:: OBJECTIVE ::
Copy each line of the material below that includes the string "this".

:: RAW RECORDS ::
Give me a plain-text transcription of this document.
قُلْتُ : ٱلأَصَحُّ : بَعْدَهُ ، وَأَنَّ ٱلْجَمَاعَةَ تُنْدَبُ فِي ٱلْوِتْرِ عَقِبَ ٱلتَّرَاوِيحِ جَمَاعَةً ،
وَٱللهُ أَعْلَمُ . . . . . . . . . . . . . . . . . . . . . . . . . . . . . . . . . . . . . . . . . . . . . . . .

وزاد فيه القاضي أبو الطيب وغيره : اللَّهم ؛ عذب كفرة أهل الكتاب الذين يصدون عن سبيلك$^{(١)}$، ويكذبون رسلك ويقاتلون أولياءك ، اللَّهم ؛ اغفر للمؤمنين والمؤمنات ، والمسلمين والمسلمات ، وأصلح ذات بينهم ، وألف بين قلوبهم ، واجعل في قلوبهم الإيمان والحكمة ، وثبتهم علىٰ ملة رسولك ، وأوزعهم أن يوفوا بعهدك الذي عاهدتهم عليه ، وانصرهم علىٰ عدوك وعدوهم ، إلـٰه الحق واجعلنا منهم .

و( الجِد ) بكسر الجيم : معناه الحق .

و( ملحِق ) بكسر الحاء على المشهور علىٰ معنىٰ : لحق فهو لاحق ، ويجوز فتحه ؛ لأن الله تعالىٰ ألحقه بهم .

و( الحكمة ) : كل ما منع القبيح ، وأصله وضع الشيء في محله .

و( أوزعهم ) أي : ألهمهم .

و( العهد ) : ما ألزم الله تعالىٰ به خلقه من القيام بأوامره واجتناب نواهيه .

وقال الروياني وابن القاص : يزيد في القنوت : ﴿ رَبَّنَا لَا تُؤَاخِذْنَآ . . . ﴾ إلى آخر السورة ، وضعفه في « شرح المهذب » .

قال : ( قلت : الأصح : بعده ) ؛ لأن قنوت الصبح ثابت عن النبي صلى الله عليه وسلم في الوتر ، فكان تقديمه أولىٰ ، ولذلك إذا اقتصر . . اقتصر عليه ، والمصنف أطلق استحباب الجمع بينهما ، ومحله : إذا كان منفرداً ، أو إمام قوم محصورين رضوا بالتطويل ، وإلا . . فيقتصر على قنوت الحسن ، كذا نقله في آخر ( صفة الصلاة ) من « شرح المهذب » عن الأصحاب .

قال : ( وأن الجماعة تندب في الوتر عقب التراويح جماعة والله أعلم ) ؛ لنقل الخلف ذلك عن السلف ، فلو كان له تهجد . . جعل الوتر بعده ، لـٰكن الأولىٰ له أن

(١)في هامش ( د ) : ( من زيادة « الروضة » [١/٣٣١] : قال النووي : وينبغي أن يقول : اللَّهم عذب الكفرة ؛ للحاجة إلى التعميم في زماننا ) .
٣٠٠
--
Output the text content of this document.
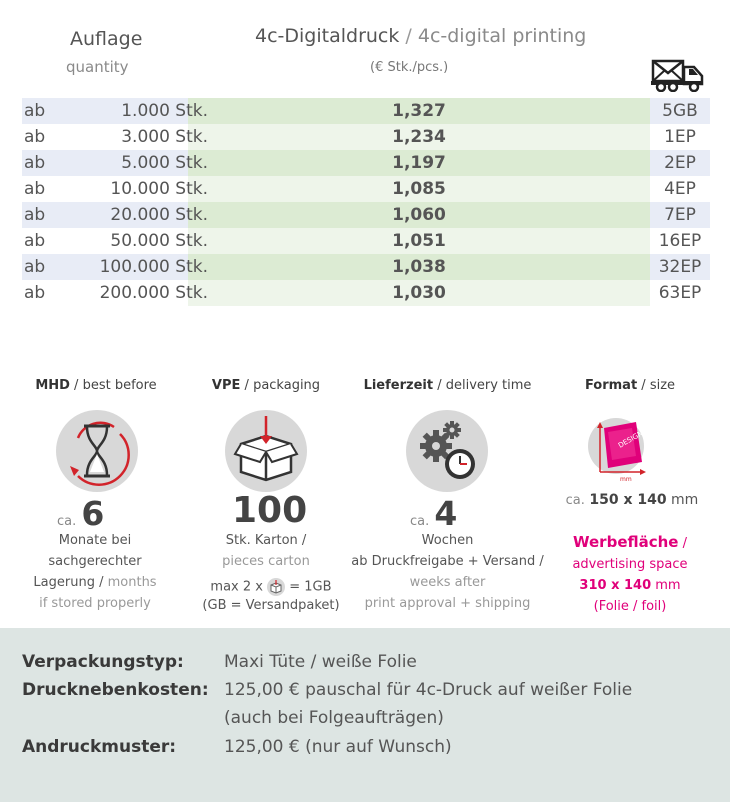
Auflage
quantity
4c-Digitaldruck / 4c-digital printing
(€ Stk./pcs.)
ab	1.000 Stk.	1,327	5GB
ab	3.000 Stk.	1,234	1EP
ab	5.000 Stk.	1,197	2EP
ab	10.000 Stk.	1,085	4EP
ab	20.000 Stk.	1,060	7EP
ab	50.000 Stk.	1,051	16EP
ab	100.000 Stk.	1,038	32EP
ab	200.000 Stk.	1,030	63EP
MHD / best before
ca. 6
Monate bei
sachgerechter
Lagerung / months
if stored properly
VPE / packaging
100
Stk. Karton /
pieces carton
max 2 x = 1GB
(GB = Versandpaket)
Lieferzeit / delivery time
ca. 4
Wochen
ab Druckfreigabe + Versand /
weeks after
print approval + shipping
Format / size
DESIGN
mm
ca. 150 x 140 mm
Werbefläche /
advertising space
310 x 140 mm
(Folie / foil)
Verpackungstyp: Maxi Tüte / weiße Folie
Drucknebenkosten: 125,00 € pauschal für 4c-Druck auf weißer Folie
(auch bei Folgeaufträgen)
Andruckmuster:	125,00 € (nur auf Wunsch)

:: FINAL RESULT ::
Give me a plain-text transcription of this document.
Output the text content of this document.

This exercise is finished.